### Testo fornito
Quando valutiamo l’operato dei governi siamo soliti concentrarci sulla correttezza delle scelte e delle operazioni, sull’eticità dell’azione di governo, sulla coerenza delle idee nel tempo, sull’adeguatezza delle posizioni rispetto alle situazioni storiche.
Sono tutte considerazioni e valutazioni corrette e opportune. Se una persona cambia le sue idee in continuazione, prendendo posizioni perfino opposte sulla base della convenienza e del vantaggio economico del momento, se non è in grado o non vuole assumersi la responsabilità delle proprie affermazioni o decisioni, se quindi non si assume il carico di ammettere quando sbaglia, di ritornare indietro a riguardare le situazioni, di apportare correzioni con la dovuta umiltà e obiettività di giudizio, certamente questa persona non è degna di essere rieletta.
Tuttavia, lo strano e surreale fenomeno cui oggi assistiamo sentendoci (erroneamente) impotenti è quello di vedere da ogni parte dei politici che risultano incomprensibili nei repentini cambi di programma, di opinioni, assurdi (cioè irrazionali) nelle loro scelte, totalmente avulsi da un minimo legame con quella sorta di etica universale, che più prosaicamente potremmo definire buonsenso, che dovrebbe guidare con saggezza le azioni.
######
### Dati grezzi
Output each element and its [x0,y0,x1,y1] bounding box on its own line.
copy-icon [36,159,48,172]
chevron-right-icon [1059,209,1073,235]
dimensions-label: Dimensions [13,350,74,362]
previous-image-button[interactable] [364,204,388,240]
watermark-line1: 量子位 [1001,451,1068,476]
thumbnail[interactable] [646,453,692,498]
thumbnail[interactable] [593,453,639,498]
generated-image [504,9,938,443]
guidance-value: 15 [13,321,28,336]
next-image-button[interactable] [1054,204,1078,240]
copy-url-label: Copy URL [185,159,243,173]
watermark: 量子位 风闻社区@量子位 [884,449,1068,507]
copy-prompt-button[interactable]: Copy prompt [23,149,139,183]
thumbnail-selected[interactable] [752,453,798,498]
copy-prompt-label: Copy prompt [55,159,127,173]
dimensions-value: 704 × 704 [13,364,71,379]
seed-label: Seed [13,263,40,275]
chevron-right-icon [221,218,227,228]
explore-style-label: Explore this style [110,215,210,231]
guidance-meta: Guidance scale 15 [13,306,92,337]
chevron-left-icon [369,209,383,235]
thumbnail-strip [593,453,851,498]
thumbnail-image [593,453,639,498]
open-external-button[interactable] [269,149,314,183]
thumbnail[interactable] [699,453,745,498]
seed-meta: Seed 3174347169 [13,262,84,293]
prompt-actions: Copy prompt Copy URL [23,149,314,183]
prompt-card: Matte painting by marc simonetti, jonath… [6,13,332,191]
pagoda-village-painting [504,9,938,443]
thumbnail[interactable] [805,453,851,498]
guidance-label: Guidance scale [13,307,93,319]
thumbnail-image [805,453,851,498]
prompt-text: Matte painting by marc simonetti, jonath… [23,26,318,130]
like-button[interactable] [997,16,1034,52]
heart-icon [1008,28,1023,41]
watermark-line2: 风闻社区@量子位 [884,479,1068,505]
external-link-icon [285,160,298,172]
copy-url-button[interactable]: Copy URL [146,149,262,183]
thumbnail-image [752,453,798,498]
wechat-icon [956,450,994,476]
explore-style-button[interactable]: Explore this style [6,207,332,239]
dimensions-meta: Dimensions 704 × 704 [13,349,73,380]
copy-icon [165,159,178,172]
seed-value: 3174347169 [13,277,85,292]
######
**Elenco dei compiti**
1. Nel brano sull'operato dei governi, con quale termine più prosaico si potrebbe definire «quella sorta di etica universale»?
2. Elenchi tutti gli aspetti su cui, secondo il brano sull'operato dei governi, siamo soliti concentrarci quando valutiamo l'operato dei governi.

**Soluzioni per compito**
1. Buonsenso.

2.
- La correttezza delle scelte e delle operazioni
- L'eticità dell'azione di governo
- La coerenza delle idee nel tempo
- L'adeguatezza delle posizioni rispetto alle situazioni storiche